桜井線JR巻向駅(奈良県櫻井市大字辻)マピオンBB地図
 2004年11月3(水)文化の日に、大和・三輪山へ学生達と出かけた。朝のうちは曇空だったが、午後からは晴れて、無事な一日を終えた。学生達とはなにかと小宴をはることも多いが、大挙して出かけることは滅多にない。なぜ今、三輪山なのか。そのことについては、小説葛野記に少し触れておいた。

桜井線
 桜井線は単線で、列車は大抵2両編成。しかもワンマンカーなのでバスにのるようなものだ。車両は老朽化し、風情があるといえばあるが、田舎びた様子は大正、昭和初期のままのようにも思えた。なんとなく、レールまでぐんにゃり曲がったように見えるのは、これはおそらくレンズのせいに違いない。よもや、ローカル線だから曲がったままに敷いてあるとは思えない。

JR巻向駅前の4人メンバー
 一日を同行した4人の学生達である。推定年齢は21くらいであろうか。いまどき、三輪山だの、山辺の道だの、箸墓のと、興味をもつのは珍しい方だろう。しかし君たち、ここは、この巻向駅周辺は古代大都市のあったところ、もしかしたら邪馬台国の祖地なのかもしれない。初めてここを訪れた君たちは、我が国の原点に足をいれた訳である。

*取り組む課題*:
• a. 引用文によると、桜井線の列車は大抵何両編成か。
• b. 引用文から、「桜井線JR巻向駅(奈良県櫻井市大字辻)マピオンBB地図」で始まり「の原点に足をいれた訳である。」で終わる部分をそのまま書き出す。
答えは引用文だけを手がかりに出す。

*提供データ*:
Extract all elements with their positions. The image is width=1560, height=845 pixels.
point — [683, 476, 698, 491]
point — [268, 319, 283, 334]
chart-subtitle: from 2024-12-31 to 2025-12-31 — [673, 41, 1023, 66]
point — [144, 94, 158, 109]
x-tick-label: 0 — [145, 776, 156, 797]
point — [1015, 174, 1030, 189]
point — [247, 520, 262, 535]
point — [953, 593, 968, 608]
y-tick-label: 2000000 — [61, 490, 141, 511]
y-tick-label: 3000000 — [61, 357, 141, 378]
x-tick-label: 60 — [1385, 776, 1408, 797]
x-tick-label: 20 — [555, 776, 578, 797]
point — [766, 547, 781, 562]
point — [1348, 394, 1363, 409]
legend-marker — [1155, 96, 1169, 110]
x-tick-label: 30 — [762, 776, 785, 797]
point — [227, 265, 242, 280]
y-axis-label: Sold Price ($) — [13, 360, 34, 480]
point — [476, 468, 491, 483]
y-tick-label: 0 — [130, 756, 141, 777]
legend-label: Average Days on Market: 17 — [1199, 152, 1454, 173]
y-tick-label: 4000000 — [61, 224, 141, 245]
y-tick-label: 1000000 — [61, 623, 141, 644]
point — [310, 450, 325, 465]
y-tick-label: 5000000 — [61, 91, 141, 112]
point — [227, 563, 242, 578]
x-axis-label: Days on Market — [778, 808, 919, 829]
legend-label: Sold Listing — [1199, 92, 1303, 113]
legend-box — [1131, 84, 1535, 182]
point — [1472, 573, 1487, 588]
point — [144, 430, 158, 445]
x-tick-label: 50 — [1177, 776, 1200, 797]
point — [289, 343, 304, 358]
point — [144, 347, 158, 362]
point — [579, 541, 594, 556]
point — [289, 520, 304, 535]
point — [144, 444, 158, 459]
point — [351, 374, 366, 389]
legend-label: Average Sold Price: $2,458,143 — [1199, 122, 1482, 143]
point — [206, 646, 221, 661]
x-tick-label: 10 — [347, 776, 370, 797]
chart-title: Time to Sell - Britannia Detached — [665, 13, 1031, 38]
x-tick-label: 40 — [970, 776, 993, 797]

*解答*:
• a. 2両編成。

• b.
桜井線JR巻向駅(奈良県櫻井市大字辻)マピオンBB地図
 2004年11月3(水)文化の日に、大和・三輪山へ学生達と出かけた。朝のうちは曇空だったが、午後からは晴れて、無事な一日を終えた。学生達とはなにかと小宴をはることも多いが、大挙して出かけることは滅多にない。なぜ今、三輪山なのか。そのことについては、小説葛野記に少し触れておいた。

桜井線
 桜井線は単線で、列車は大抵2両編成。しかもワンマンカーなのでバスにのるようなものだ。車両は老朽化し、風情があるといえばあるが、田舎びた様子は大正、昭和初期のままのようにも思えた。なんとなく、レールまでぐんにゃり曲がったように見えるのは、これはおそらくレンズのせいに違いない。よもや、ローカル線だから曲がったままに敷いてあるとは思えない。

JR巻向駅前の4人メンバー
 一日を同行した4人の学生達である。推定年齢は21くらいであろうか。いまどき、三輪山だの、山辺の道だの、箸墓のと、興味をもつのは珍しい方だろう。しかし君たち、ここは、この巻向駅周辺は古代大都市のあったところ、もしかしたら邪馬台国の祖地なのかもしれない。初めてここを訪れた君たちは、我が国の原点に足をいれた訳である。